_Task description_. Look for the word "Busy" in the entries below, then copy every line that has it.

_Data in this exercise_.

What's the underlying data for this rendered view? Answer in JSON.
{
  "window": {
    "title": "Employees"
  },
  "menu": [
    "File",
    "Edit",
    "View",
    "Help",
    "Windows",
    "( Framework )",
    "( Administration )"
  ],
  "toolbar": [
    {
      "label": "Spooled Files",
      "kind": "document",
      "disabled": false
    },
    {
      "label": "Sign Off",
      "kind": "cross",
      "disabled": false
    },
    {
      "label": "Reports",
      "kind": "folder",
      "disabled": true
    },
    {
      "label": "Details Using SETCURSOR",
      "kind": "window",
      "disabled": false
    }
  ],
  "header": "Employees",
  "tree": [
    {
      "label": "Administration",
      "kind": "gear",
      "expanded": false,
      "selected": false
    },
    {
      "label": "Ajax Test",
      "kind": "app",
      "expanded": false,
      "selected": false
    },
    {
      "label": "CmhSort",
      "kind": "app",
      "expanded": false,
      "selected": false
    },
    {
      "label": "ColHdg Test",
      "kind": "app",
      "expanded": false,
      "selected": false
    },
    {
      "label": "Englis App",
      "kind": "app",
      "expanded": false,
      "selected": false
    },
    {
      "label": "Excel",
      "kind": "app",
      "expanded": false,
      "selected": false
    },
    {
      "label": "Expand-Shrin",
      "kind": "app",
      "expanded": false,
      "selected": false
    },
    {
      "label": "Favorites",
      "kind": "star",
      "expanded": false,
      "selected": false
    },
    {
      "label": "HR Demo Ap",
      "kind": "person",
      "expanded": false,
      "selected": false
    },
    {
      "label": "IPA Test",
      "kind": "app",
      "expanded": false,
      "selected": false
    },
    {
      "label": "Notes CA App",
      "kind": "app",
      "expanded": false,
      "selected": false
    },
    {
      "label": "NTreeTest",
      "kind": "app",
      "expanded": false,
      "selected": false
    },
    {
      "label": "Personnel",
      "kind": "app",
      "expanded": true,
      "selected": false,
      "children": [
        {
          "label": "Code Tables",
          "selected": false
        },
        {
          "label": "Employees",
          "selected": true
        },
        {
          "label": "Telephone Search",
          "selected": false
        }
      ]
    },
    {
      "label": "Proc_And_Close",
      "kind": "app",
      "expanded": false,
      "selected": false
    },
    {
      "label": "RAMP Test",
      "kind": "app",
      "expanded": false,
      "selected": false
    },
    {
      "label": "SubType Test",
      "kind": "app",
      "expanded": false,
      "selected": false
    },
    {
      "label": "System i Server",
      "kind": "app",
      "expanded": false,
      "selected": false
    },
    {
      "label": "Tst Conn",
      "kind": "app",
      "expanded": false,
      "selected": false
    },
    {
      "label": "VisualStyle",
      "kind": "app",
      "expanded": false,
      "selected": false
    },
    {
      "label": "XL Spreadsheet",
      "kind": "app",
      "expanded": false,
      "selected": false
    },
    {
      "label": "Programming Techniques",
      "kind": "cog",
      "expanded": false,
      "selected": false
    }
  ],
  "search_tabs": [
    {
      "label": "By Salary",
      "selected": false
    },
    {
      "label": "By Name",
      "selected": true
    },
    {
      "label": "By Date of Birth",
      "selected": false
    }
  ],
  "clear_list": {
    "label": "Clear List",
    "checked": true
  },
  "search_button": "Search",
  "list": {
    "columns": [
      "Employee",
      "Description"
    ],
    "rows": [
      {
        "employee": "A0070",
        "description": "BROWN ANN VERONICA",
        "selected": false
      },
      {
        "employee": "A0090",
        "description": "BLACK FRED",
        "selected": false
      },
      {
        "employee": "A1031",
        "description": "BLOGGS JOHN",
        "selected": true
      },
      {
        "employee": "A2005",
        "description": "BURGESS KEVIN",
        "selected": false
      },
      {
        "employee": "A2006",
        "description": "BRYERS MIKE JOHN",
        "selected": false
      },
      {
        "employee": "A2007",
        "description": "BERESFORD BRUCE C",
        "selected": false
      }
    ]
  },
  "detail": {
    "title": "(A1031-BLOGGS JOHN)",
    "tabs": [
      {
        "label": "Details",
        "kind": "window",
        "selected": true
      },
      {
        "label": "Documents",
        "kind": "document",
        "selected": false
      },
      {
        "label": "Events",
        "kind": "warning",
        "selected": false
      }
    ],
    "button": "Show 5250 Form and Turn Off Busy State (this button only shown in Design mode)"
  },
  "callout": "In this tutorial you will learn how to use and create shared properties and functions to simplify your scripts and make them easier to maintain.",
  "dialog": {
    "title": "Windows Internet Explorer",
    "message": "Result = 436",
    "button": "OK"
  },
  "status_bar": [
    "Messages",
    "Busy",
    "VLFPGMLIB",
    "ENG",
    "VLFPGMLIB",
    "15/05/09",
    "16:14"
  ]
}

_Problem solution_.
    "button": "Show 5250 Form and Turn Off Busy State (this button only shown in Design mode)"
    "Busy",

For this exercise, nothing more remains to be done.